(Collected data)
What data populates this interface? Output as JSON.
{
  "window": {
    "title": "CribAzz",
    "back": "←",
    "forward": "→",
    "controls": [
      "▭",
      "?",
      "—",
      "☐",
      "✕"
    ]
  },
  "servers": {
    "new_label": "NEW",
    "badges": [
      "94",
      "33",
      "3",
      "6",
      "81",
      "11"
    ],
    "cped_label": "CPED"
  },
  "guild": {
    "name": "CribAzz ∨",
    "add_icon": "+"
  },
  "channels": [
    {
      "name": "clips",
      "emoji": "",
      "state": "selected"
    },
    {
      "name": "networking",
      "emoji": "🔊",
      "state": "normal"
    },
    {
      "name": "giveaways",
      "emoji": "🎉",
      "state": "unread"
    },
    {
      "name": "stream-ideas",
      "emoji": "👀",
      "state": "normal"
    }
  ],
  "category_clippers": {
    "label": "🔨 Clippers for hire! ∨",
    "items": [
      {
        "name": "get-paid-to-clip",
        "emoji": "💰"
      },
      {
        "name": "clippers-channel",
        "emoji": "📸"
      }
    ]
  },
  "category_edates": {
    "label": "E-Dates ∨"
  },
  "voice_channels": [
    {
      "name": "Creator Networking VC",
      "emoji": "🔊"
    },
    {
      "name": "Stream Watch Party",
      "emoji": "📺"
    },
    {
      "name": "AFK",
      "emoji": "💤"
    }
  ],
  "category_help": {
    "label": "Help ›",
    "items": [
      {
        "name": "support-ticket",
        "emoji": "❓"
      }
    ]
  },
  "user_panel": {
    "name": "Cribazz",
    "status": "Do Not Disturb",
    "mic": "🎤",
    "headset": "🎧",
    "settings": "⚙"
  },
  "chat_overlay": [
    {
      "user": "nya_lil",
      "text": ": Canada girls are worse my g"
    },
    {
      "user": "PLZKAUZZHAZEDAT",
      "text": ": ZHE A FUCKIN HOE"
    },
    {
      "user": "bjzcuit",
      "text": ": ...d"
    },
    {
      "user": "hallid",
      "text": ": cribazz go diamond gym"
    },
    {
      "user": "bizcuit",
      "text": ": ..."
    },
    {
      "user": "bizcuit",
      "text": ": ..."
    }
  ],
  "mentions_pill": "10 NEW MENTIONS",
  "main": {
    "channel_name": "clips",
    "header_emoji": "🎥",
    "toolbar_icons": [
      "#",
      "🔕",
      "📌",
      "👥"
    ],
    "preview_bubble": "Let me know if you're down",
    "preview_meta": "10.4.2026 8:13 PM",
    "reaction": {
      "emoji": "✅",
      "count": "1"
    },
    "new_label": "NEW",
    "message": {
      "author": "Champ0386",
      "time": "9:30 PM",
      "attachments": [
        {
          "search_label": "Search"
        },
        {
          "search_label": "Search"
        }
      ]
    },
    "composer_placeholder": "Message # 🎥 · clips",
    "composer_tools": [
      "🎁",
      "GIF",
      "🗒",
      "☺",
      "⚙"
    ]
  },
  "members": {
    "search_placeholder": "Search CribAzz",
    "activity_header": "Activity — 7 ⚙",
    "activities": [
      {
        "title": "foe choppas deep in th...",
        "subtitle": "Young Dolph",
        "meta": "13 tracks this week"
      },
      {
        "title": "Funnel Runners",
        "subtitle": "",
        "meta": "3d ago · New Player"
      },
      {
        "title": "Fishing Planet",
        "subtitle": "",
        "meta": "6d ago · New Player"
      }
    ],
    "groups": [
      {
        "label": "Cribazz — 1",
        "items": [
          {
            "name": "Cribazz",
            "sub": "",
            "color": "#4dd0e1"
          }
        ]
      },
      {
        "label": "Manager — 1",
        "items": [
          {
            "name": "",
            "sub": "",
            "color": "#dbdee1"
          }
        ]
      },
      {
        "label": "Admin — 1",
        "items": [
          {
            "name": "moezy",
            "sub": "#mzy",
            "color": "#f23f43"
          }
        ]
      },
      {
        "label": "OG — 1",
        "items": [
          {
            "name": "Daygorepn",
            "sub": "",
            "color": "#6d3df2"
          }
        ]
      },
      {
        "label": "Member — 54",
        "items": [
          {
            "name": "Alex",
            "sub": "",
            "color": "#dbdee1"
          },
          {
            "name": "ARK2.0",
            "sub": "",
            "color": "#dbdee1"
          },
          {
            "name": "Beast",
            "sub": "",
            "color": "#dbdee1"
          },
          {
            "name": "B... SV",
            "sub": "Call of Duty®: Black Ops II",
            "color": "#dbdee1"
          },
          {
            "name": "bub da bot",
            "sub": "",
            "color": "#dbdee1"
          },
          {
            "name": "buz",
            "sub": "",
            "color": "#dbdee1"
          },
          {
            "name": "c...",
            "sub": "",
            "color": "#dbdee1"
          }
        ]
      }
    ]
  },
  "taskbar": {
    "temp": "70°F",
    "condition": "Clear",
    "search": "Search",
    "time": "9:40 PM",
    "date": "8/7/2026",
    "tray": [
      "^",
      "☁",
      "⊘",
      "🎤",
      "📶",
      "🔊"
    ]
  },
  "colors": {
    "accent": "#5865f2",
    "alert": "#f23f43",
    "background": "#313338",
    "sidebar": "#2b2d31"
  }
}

• Written exercise:
Exactly reproduce every line of the records.

• Response:
What data populates this interface? Output as JSON.
{
  "window": {
    "title": "CribAzz",
    "back": "←",
    "forward": "→",
    "controls": [
      "▭",
      "?",
      "—",
      "☐",
      "✕"
    ]
  },
  "servers": {
    "new_label": "NEW",
    "badges": [
      "94",
      "33",
      "3",
      "6",
      "81",
      "11"
    ],
    "cped_label": "CPED"
  },
  "guild": {
    "name": "CribAzz ∨",
    "add_icon": "+"
  },
  "channels": [
    {
      "name": "clips",
      "emoji": "",
      "state": "selected"
    },
    {
      "name": "networking",
      "emoji": "🔊",
      "state": "normal"
    },
    {
      "name": "giveaways",
      "emoji": "🎉",
      "state": "unread"
    },
    {
      "name": "stream-ideas",
      "emoji": "👀",
      "state": "normal"
    }
  ],
  "category_clippers": {
    "label": "🔨 Clippers for hire! ∨",
    "items": [
      {
        "name": "get-paid-to-clip",
        "emoji": "💰"
      },
      {
        "name": "clippers-channel",
        "emoji": "📸"
      }
    ]
  },
  "category_edates": {
    "label": "E-Dates ∨"
  },
  "voice_channels": [
    {
      "name": "Creator Networking VC",
      "emoji": "🔊"
    },
    {
      "name": "Stream Watch Party",
      "emoji": "📺"
    },
    {
      "name": "AFK",
      "emoji": "💤"
    }
  ],
  "category_help": {
    "label": "Help ›",
    "items": [
      {
        "name": "support-ticket",
        "emoji": "❓"
      }
    ]
  },
  "user_panel": {
    "name": "Cribazz",
    "status": "Do Not Disturb",
    "mic": "🎤",
    "headset": "🎧",
    "settings": "⚙"
  },
  "chat_overlay": [
    {
      "user": "nya_lil",
      "text": ": Canada girls are worse my g"
    },
    {
      "user": "PLZKAUZZHAZEDAT",
      "text": ": ZHE A FUCKIN HOE"
    },
    {
      "user": "bjzcuit",
      "text": ": ...d"
    },
    {
      "user": "hallid",
      "text": ": cribazz go diamond gym"
    },
    {
      "user": "bizcuit",
      "text": ": ..."
    },
    {
      "user": "bizcuit",
      "text": ": ..."
    }
  ],
  "mentions_pill": "10 NEW MENTIONS",
  "main": {
    "channel_name": "clips",
    "header_emoji": "🎥",
    "toolbar_icons": [
      "#",
      "🔕",
      "📌",
      "👥"
    ],
    "preview_bubble": "Let me know if you're down",
    "preview_meta": "10.4.2026 8:13 PM",
    "reaction": {
      "emoji": "✅",
      "count": "1"
    },
    "new_label": "NEW",
    "message": {
      "author": "Champ0386",
      "time": "9:30 PM",
      "attachments": [
        {
          "search_label": "Search"
        },
        {
          "search_label": "Search"
        }
      ]
    },
    "composer_placeholder": "Message # 🎥 · clips",
    "composer_tools": [
      "🎁",
      "GIF",
      "🗒",
      "☺",
      "⚙"
    ]
  },
  "members": {
    "search_placeholder": "Search CribAzz",
    "activity_header": "Activity — 7 ⚙",
    "activities": [
      {
        "title": "foe choppas deep in th...",
        "subtitle": "Young Dolph",
        "meta": "13 tracks this week"
      },
      {
        "title": "Funnel Runners",
        "subtitle": "",
        "meta": "3d ago · New Player"
      },
      {
        "title": "Fishing Planet",
        "subtitle": "",
        "meta": "6d ago · New Player"
      }
    ],
    "groups": [
      {
        "label": "Cribazz — 1",
        "items": [
          {
            "name": "Cribazz",
            "sub": "",
            "color": "#4dd0e1"
          }
        ]
      },
      {
        "label": "Manager — 1",
        "items": [
          {
            "name": "",
            "sub": "",
            "color": "#dbdee1"
          }
        ]
      },
      {
        "label": "Admin — 1",
        "items": [
          {
            "name": "moezy",
            "sub": "#mzy",
            "color": "#f23f43"
          }
        ]
      },
      {
        "label": "OG — 1",
        "items": [
          {
            "name": "Daygorepn",
            "sub": "",
            "color": "#6d3df2"
          }
        ]
      },
      {
        "label": "Member — 54",
        "items": [
          {
            "name": "Alex",
            "sub": "",
            "color": "#dbdee1"
          },
          {
            "name": "ARK2.0",
            "sub": "",
            "color": "#dbdee1"
          },
          {
            "name": "Beast",
            "sub": "",
            "color": "#dbdee1"
          },
          {
            "name": "B... SV",
            "sub": "Call of Duty®: Black Ops II",
            "color": "#dbdee1"
          },
          {
            "name": "bub da bot",
            "sub": "",
            "color": "#dbdee1"
          },
          {
            "name": "buz",
            "sub": "",
            "color": "#dbdee1"
          },
          {
            "name": "c...",
            "sub": "",
            "color": "#dbdee1"
          }
        ]
      }
    ]
  },
  "taskbar": {
    "temp": "70°F",
    "condition": "Clear",
    "search": "Search",
    "time": "9:40 PM",
    "date": "8/7/2026",
    "tray": [
      "^",
      "☁",
      "⊘",
      "🎤",
      "📶",
      "🔊"
    ]
  },
  "colors": {
    "accent": "#5865f2",
    "alert": "#f23f43",
    "background": "#313338",
    "sidebar": "#2b2d31"
  }
}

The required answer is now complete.